» **What to produce**
The entries below are to be written out again without alteration.

Extracted records
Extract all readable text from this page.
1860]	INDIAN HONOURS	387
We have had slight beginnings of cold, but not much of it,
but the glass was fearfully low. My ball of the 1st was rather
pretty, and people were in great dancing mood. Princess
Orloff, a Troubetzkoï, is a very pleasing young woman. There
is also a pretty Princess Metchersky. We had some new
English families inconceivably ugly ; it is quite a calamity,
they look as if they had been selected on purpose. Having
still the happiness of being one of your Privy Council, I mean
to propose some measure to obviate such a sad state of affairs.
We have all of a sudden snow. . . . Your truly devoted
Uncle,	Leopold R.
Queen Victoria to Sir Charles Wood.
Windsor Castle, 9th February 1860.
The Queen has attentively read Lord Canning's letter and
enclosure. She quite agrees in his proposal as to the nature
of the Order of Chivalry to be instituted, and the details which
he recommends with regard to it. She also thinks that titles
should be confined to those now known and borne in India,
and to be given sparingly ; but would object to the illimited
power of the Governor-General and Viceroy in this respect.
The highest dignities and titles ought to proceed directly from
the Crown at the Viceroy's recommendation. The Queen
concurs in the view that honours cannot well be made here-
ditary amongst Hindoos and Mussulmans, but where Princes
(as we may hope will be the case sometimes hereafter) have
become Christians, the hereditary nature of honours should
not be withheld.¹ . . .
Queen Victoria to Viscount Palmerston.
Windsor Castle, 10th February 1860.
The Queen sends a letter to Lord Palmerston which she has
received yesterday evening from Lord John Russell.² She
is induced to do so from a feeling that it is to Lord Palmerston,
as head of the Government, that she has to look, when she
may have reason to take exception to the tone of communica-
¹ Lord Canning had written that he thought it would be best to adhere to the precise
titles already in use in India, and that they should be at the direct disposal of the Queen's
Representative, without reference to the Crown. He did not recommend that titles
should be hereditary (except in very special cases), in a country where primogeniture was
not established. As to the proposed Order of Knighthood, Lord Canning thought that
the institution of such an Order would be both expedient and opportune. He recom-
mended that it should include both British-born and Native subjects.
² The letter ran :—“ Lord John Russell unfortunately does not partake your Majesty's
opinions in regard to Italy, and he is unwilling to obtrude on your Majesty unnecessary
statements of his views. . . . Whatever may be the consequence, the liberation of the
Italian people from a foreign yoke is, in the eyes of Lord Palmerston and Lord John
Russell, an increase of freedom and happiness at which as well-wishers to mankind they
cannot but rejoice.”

» **Answer for this exercise**
Extract all readable text from this page.
1860]	INDIAN HONOURS	387
We have had slight beginnings of cold, but not much of it,
but the glass was fearfully low. My ball of the 1st was rather
pretty, and people were in great dancing mood. Princess
Orloff, a Troubetzkoï, is a very pleasing young woman. There
is also a pretty Princess Metchersky. We had some new
English families inconceivably ugly ; it is quite a calamity,
they look as if they had been selected on purpose. Having
still the happiness of being one of your Privy Council, I mean
to propose some measure to obviate such a sad state of affairs.
We have all of a sudden snow. . . . Your truly devoted
Uncle,	Leopold R.
Queen Victoria to Sir Charles Wood.
Windsor Castle, 9th February 1860.
The Queen has attentively read Lord Canning's letter and
enclosure. She quite agrees in his proposal as to the nature
of the Order of Chivalry to be instituted, and the details which
he recommends with regard to it. She also thinks that titles
should be confined to those now known and borne in India,
and to be given sparingly ; but would object to the illimited
power of the Governor-General and Viceroy in this respect.
The highest dignities and titles ought to proceed directly from
the Crown at the Viceroy's recommendation. The Queen
concurs in the view that honours cannot well be made here-
ditary amongst Hindoos and Mussulmans, but where Princes
(as we may hope will be the case sometimes hereafter) have
become Christians, the hereditary nature of honours should
not be withheld.¹ . . .
Queen Victoria to Viscount Palmerston.
Windsor Castle, 10th February 1860.
The Queen sends a letter to Lord Palmerston which she has
received yesterday evening from Lord John Russell.² She
is induced to do so from a feeling that it is to Lord Palmerston,
as head of the Government, that she has to look, when she
may have reason to take exception to the tone of communica-
¹ Lord Canning had written that he thought it would be best to adhere to the precise
titles already in use in India, and that they should be at the direct disposal of the Queen's
Representative, without reference to the Crown. He did not recommend that titles
should be hereditary (except in very special cases), in a country where primogeniture was
not established. As to the proposed Order of Knighthood, Lord Canning thought that
the institution of such an Order would be both expedient and opportune. He recom-
mended that it should include both British-born and Native subjects.
² The letter ran :—“ Lord John Russell unfortunately does not partake your Majesty's
opinions in regard to Italy, and he is unwilling to obtrude on your Majesty unnecessary
statements of his views. . . . Whatever may be the consequence, the liberation of the
Italian people from a foreign yoke is, in the eyes of Lord Palmerston and Lord John
Russell, an increase of freedom and happiness at which as well-wishers to mankind they
cannot but rejoice.”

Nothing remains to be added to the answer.